**Aim**.
Locate and copy all lines bearing the word "structured".

**Exercise material**.

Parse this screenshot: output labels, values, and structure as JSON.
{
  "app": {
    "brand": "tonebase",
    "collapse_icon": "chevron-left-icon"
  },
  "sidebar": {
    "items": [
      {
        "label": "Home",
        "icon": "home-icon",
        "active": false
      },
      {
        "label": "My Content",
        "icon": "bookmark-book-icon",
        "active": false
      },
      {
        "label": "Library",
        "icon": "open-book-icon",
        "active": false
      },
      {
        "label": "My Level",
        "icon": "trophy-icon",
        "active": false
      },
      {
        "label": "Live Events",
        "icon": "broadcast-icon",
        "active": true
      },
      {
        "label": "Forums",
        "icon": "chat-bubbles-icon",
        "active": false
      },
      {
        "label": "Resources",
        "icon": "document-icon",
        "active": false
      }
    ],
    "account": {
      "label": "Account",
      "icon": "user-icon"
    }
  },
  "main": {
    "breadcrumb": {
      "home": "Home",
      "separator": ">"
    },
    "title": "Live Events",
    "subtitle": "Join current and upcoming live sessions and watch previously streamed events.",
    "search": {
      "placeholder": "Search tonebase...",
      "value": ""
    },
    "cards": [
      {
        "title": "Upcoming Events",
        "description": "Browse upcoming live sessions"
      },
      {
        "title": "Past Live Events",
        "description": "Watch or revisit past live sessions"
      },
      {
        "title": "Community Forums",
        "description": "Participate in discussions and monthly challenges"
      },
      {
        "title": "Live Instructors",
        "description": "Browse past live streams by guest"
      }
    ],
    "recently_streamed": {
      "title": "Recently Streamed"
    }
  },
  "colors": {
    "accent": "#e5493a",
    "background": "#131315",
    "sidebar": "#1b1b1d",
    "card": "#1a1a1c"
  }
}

---

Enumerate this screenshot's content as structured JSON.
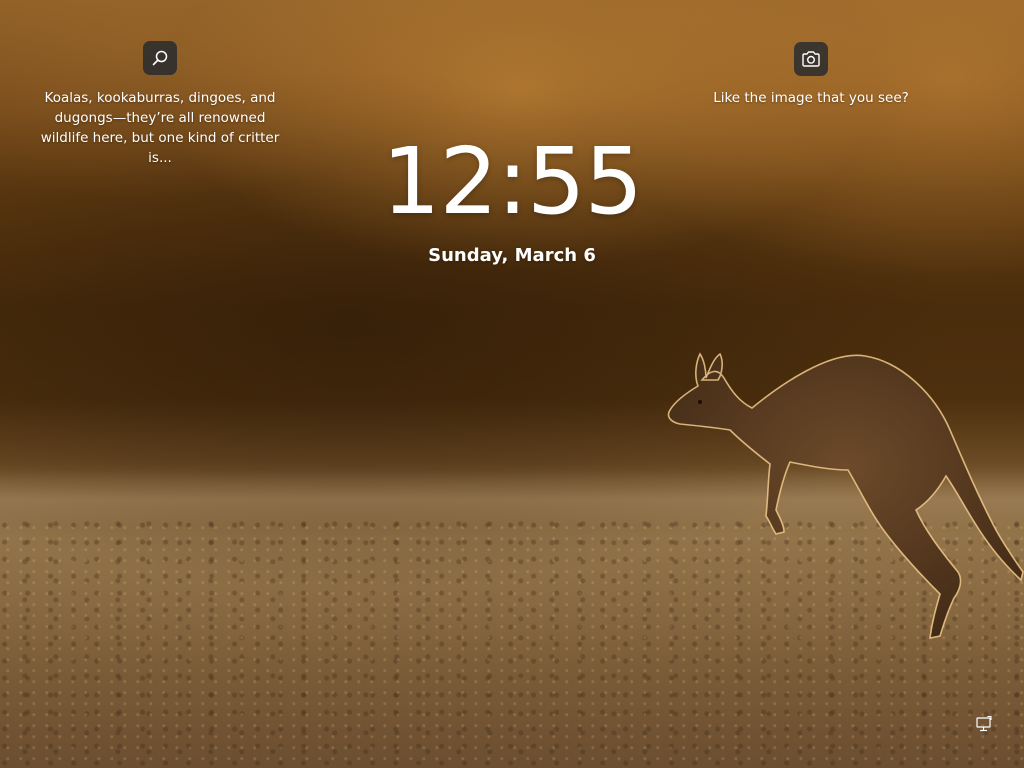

--

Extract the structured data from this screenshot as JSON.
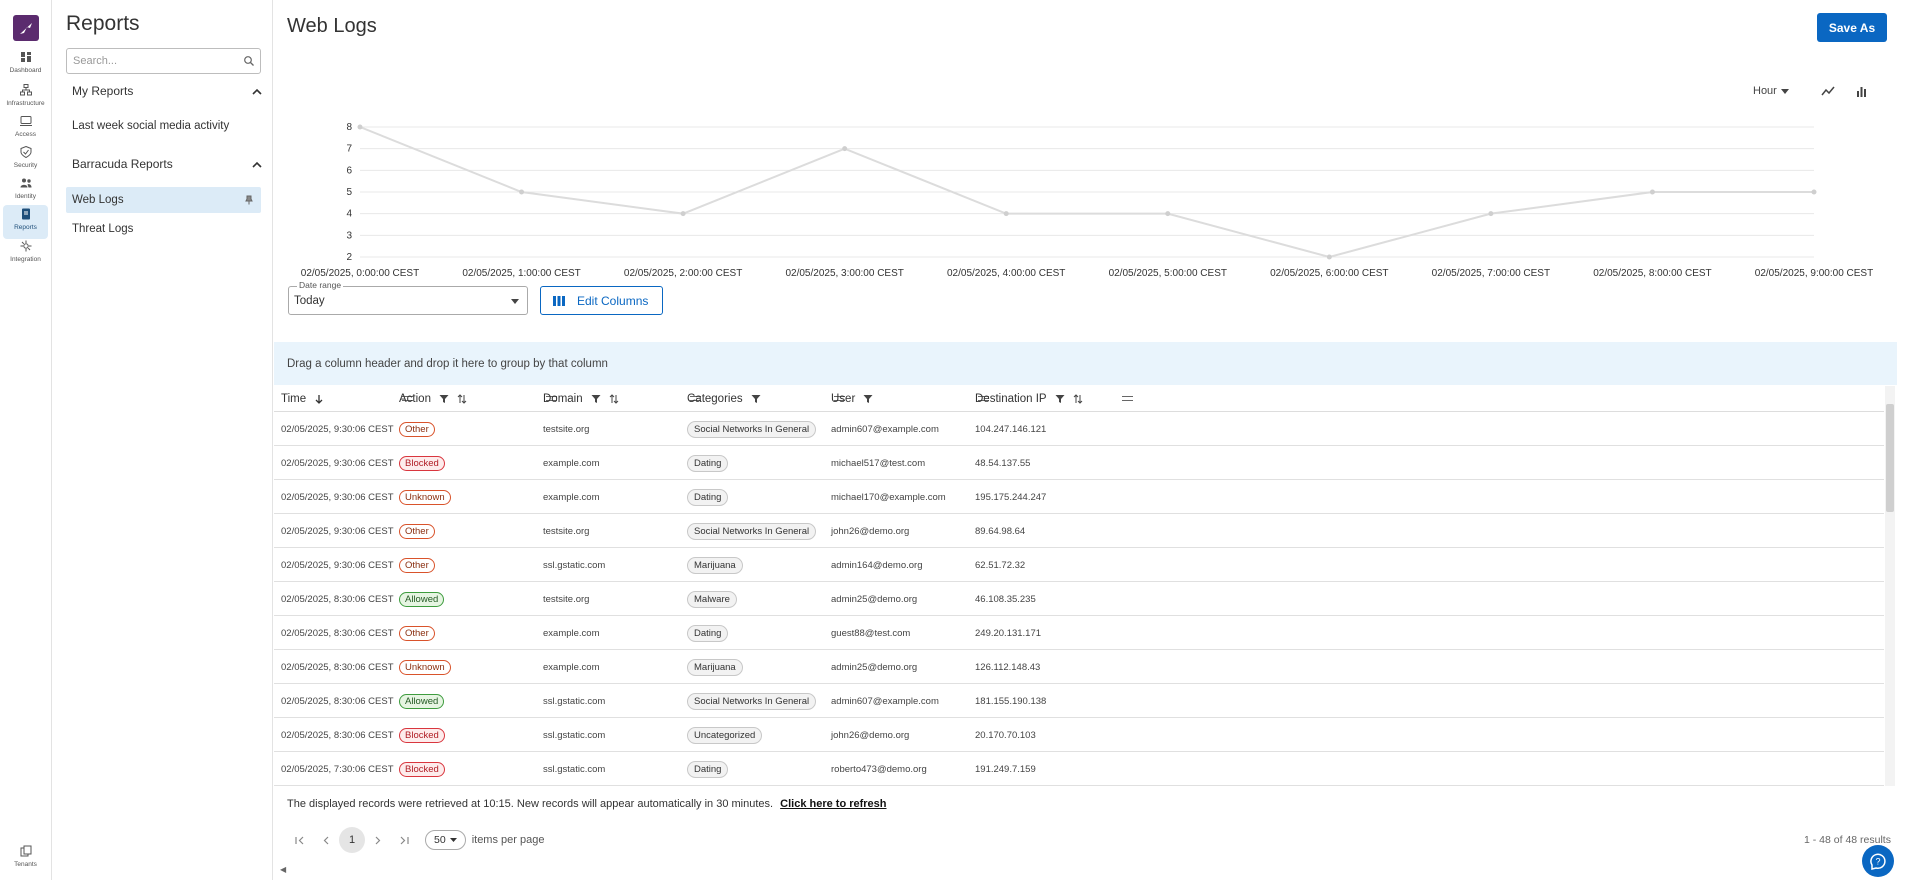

**The result**.
Enumerate this screenshot's content as structured JSON.
Extract the structured data from this screenshot as JSON.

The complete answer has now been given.